- _Dokumenttext_:
▶

Wenn man, so wie ich, regelmäßig schreibt, kommt man zwangsweise viel mit der eigenen Sprache in Berührung. Man plagt sich mit Grammatik, Rechtschreibung und Punktuation. So ist halt das Deutsch, das wir alle in der Schule gelernt haben. Das „Deutsch“ wie es unfanfechtbar im Duden steht. Fix.
Schreibt man dann aber auch mal abseits der berichtenden Schreiberei und ist man zudem so einen Tick mehrsprachig, dann können schon sehr schräge sprachliche Gefühle entstehen. Das wusste ich nicht, bis es mir „passiert“ ist.
Mir fällt schon seit Jahren auf, dass ich, wenn ich emotional werde, einfach ins Englische wechsle. HoppZack! Und englisch. Einfach so. Ich fand das witzig, vielleicht sogar cool, weil „mehrsprachig“ und so. Eitelkeit. Stolz, dass mein Hirn in 2 Sprachen denken kann.
Lange habe ich mir weiters nicht viel dabei gedacht. Aber irgendwann wollte ich es dann doch wissen: Wieso mach ich das? Und ich begann mich zu beobachten. Wann passiert es? Und eben auch: Was passiert wenn ich mich zwinge zurück ins Deutsch zu wechseln?
Und obwohl dieser Retour-Wechsel problemlos möglich ist (Anmerkung: Ich halte mich für einigermaßen eloquent), so war doch klar erkennbar, dass ich gefühlt im Deutschen meine Emotionen nur zu … na sagen wir … 90% auszudrücken imstande bin, wohingegen im Englischen es mehr so die 98% sind. Daumen mal pi, bitteschön.
Und daraufhin habe ich wohl begonnen die Sprache, in der ich schreibe genauer zu betrachten. Zu fühlen, ob es denn auch beim Schreiben, beim Texten Unzulänglichkeiten für mich gibt. Exakter ausgedrückt: die Diskrepanz zwischen dem, was ich sagen will und dem, was ich sagen kann.
Will ich, zum Beispiel, von den Wahlen in den USA berichten, dann ist es oft das Inhaltliche, das mich fordert. Komplexe Gesetzeskonstrukte bzw. -abläufe, ehschonwissen, diese Ecke. Mein Deutsch ist gefordert, aber ich krieg’s am Ende einigermaßen hin, zu sagen, was ich zu sagen gedenke. Man, also in diesem Falle ich, kann einigermaßen deutsch berichten.
Schreibe ich von mir, von meinem Leben als Mutter, als Frau, von irgendwelchen emotionalen Erlebnissen, dann … kratzt es manchmal. Irgendwann im Zuge meiner Sensibilisierung für das Thema, habe ich es gespürt. Es kratzt.
Aber was kratzt da, bitteschön? Und wieso?
Das hat mich dann doch solide überrascht, auch weil ich nie darüber nachgedacht hatte. Und worüber man nicht nachdenkt, das gibt’s halt auch irgendwie nicht. Aber dieses Kratzen ist real und es macht mich neugierig.

◀

- _Erfasste Angaben_:
▶

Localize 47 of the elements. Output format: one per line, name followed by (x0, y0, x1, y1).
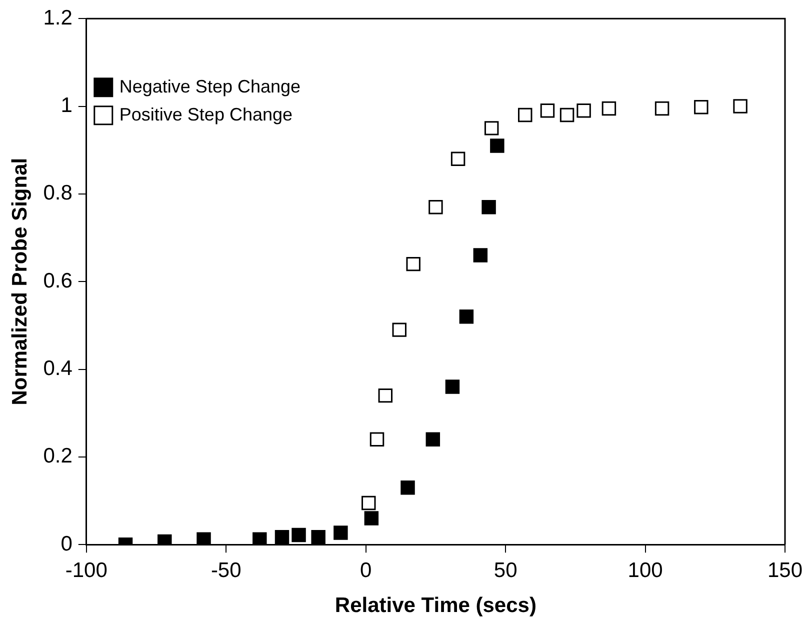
point (733, 99, 748, 114)
point (560, 108, 574, 122)
point (694, 100, 708, 114)
y-tick-label: 0.4 (43, 357, 73, 380)
point (426, 432, 440, 447)
point (274, 530, 290, 544)
x-tick-label: -50 (210, 558, 242, 582)
point (196, 532, 211, 545)
point (602, 101, 616, 116)
x-tick-label: 50 (494, 558, 518, 582)
point (311, 530, 326, 544)
point (362, 496, 376, 510)
y-tick-label: 0.6 (43, 269, 72, 292)
x-axis-title: Relative Time (secs) (334, 594, 536, 618)
point (473, 248, 488, 262)
point (484, 121, 499, 136)
y-tick-label: 1.2 (43, 6, 72, 30)
x-tick-label: 0 (360, 558, 372, 582)
point (364, 511, 379, 526)
point (445, 380, 460, 394)
x-tick-label: -100 (65, 558, 108, 582)
point (540, 104, 555, 118)
point (292, 528, 306, 542)
legend-label: Positive Step Change (119, 104, 292, 124)
point (482, 200, 496, 214)
legend-label: Negative Step Change (119, 76, 301, 96)
point (334, 526, 348, 540)
x-tick-label: 150 (767, 558, 803, 582)
y-axis-title: Normalized Probe Signal (8, 158, 32, 406)
point (518, 108, 532, 122)
point (406, 256, 420, 272)
point (459, 310, 474, 324)
point (370, 432, 384, 447)
point (378, 388, 393, 403)
point (252, 532, 267, 545)
y-tick-label: 0.2 (43, 444, 72, 468)
point (576, 104, 591, 118)
point (392, 322, 406, 337)
y-tick-label: 0.8 (43, 182, 72, 205)
point (400, 480, 415, 495)
point (450, 152, 466, 166)
y-tick-label: 0 (60, 532, 72, 556)
point (428, 200, 443, 214)
point (654, 101, 670, 116)
y-tick-label: 1 (60, 94, 72, 118)
point (490, 138, 504, 153)
x-tick-label: 100 (628, 558, 663, 582)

◀

- _Anweisungen_:
A: Erläutern Sie in einem bis drei Sätzen anhand des Textes über das Schreiben in zwei Sprachen, weshalb die Verfasserin ihren Wechsel ins Englische witzig oder sogar cool fand.
B: Kopieren Sie aus den Zeilen wortgetreu den Abschnitt, der mit der Zeile beginnt, die „point (733, 99, 748, 114)“ enthält, und mit der Zeile endet, die „point (518, 108, 532, 122)“ enthält; beide Grenzzeilen gehören dazu.
Der Text über das Schreiben in zwei Sprachen und die Zeilen stammen aus voneinander unabhängigen Quellen.

- _Antworten je Aufgabe_:
A: Sie fand den Wechsel witzig oder sogar cool, weil er sie als „mehrsprachig“ auswies. Dahinter standen Eitelkeit und Stolz darauf, dass ihr Hirn in zwei Sprachen denken kann.

B:
point (733, 99, 748, 114)
point (560, 108, 574, 122)
point (694, 100, 708, 114)
y-tick-label: 0.4 (43, 357, 73, 380)
point (426, 432, 440, 447)
point (274, 530, 290, 544)
x-tick-label: -50 (210, 558, 242, 582)
point (196, 532, 211, 545)
point (602, 101, 616, 116)
x-tick-label: 50 (494, 558, 518, 582)
point (311, 530, 326, 544)
point (362, 496, 376, 510)
y-tick-label: 0.6 (43, 269, 72, 292)
x-axis-title: Relative Time (secs) (334, 594, 536, 618)
point (473, 248, 488, 262)
point (484, 121, 499, 136)
y-tick-label: 1.2 (43, 6, 72, 30)
x-tick-label: 0 (360, 558, 372, 582)
point (364, 511, 379, 526)
point (445, 380, 460, 394)
x-tick-label: -100 (65, 558, 108, 582)
point (540, 104, 555, 118)
point (292, 528, 306, 542)
legend-label: Positive Step Change (119, 104, 292, 124)
point (482, 200, 496, 214)
legend-label: Negative Step Change (119, 76, 301, 96)
point (334, 526, 348, 540)
x-tick-label: 150 (767, 558, 803, 582)
y-axis-title: Normalized Probe Signal (8, 158, 32, 406)
point (518, 108, 532, 122)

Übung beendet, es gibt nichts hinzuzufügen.